╭─ SUPPLIED TEXT
Daphne: “Cass-eee? Mama?”

Cassie: “I’m Cassie. Your A-U-N-T-I-E. Lena is Mama.”

Daphne: “…Auntie Mama?”

Cassie: *sigh* “Something like that.”

Waylon: “When I first saw them I thought they were yours. I love kids you know.”

Cassie: “That’s nice. But they don’t look anything like me.”

Waylon: “I don’t know about that, this one’s quite a cutie herself. Coochie coo!”

Danielle: *giggles*

It’s nice to see Cassie’s date interact with the girls, but he’s been here for nearly a full day, and the nursery’s already rather crowded.

But look! We get another toddler helper-I mean, fully grown family member.

Cyrene: “Where is the rest of my family? I appreciate Tessa’s enthusiasm but I’ve never even talked to her!”

There we go, we get your mother and sister-in-law. And shirtless Waylon. Very appropriate.

Cyrene: “Whoa, that was weird. Suddenly shooting up an extra five inches and all.”

Mary: “Oh dear, let’s get you to the store ASAP. You can do much better than a Heather Huffington outfit.”

Knowledge, Chief of Staff, it is then!

Cyrene: “Well, I did nearly max my creativity as a toddler. Maybe I was born gifted.”

By the way, I tried the twin buns on her, she looks quite a bit like Callie. Though their facial structure isn’t quite identical(Callie had more of a chin, for example).

Cyrene: “Hey wait a minute, doesn’t that look a lot like…Callie?!”

I don’t know what you’re talking about, Cyrene.

Cyrene: “Huh. From over here it sure looked a lot like her. But that can’t be. I mean, she’s dead right?”
╰─
§ THE EXERCISE: Continue the story about Cassie, Waylon and Cyrene, starting right after Cyrene's final line.
╭─ PROVIDED DATA
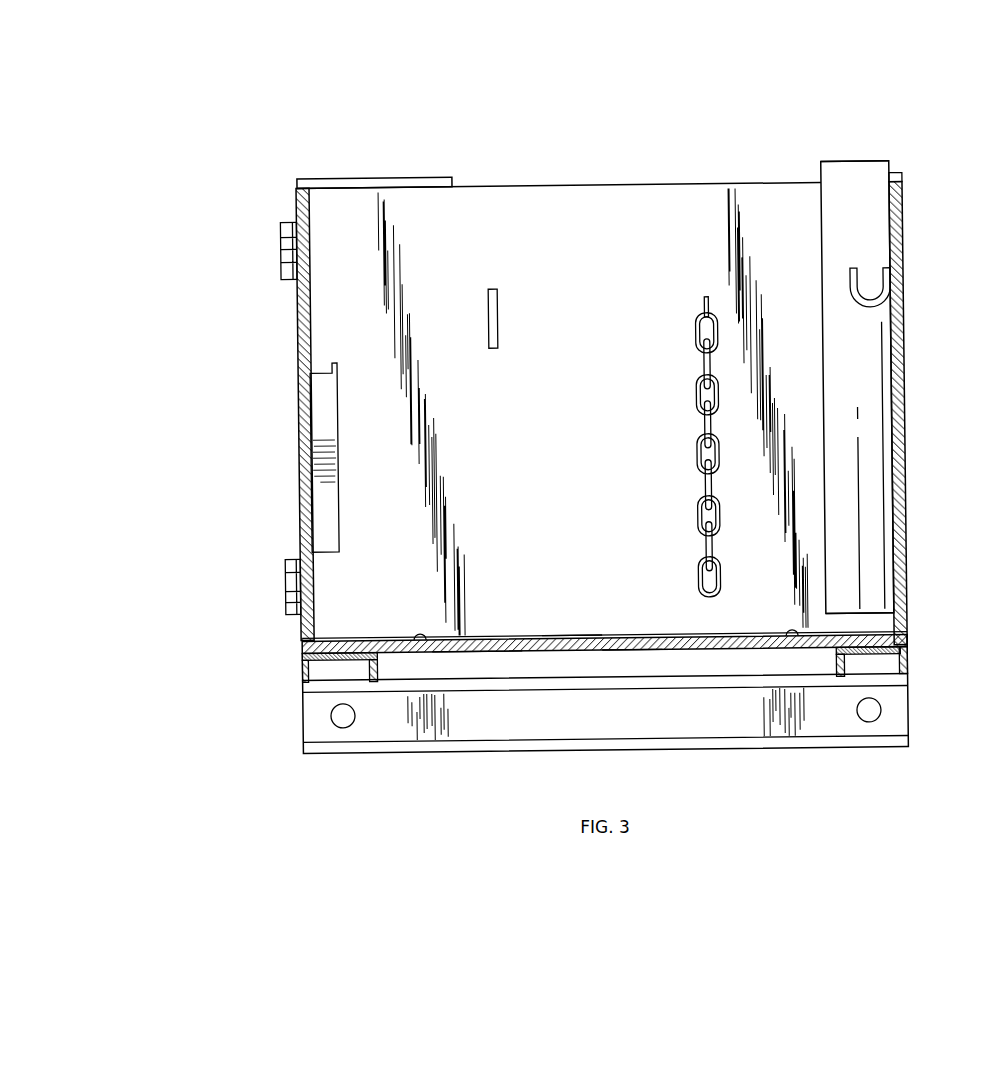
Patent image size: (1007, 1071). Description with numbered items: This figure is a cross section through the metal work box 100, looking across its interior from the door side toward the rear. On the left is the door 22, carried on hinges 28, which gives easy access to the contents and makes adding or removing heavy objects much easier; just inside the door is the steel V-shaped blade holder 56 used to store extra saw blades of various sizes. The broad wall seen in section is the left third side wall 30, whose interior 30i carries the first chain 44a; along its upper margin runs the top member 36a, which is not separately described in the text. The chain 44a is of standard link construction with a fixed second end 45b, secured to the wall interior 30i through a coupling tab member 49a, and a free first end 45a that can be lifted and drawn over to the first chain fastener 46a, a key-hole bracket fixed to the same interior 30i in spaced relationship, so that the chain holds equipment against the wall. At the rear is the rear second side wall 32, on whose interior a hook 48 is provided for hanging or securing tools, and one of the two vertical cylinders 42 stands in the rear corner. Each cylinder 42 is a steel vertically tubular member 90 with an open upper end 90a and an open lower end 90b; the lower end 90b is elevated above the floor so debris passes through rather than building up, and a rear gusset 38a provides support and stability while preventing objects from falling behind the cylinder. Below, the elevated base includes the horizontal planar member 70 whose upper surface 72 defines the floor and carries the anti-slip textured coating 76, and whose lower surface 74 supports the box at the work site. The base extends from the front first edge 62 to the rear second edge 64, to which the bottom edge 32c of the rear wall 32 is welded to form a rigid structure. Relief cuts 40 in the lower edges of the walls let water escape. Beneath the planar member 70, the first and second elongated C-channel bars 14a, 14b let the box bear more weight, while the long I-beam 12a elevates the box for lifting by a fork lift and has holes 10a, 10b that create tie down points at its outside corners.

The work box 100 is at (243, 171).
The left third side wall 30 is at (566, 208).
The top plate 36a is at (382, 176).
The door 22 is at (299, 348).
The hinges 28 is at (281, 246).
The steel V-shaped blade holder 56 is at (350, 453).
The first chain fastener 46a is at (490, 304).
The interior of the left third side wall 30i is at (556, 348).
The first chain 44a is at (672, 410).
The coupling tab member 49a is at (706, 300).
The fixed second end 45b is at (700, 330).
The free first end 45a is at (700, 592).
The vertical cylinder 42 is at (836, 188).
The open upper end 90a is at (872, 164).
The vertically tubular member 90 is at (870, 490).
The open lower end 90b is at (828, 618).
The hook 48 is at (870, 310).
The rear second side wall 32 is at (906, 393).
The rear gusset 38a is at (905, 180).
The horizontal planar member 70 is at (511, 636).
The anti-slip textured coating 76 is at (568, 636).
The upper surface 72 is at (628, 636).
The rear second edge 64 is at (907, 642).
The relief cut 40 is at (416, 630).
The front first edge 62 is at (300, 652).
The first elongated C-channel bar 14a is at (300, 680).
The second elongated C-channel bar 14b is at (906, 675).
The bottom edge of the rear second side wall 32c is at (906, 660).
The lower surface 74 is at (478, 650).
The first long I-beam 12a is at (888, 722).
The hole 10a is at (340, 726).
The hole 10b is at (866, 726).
╰─
§ OUTPUT:
Cassie: “Cyrene! You got big!”

Cyrene: “Yeah, I just hope the growth spurt didn’t affect my brain. I think I saw Callie walking by.”

Cassie: “Aww, it’s okay. It happens, when someone’s gone for awhile.”

Cyrene: “Yeah, I never got to know her as much as I could have. Still, it looked awfully like her.”

Speak of the angel! Long time no see.

Callie: “I couldn’t help overhear my sisters talking about me! Maybe I’ll go say hi. Maybe.”

You don’t want to talk about what happened?

Callie: “I mean, you were there weren’t you? I’d rather not dive into it, if that’s alright with you.”

Lena: “Hm, I’ve suddenly got this bittersweet feeling…”

Callie: “Lena! Sweetheart, I wish you could see me, just for a sec. But I’d rather not scare you, I think I’ll go upstairs and see the girls.”

Lena: “I wonder when Callie’s ghost is going to show up. I’ve had the want to see her since the day she died.”

Sadly, ghosts hardly ever go after the knowledge sims.

Lena: “Did you know what your dad did? He ventrilofarted me! Like some cow mascot.”

Cassie: “Really? My dad? He wouldn’t hurt a fly.”

Somehow Borealis and Lena have a negative relationship, no idea how it got to that point! But he accepted Lena’s offer to toss a football, so maybe they can mend their differences.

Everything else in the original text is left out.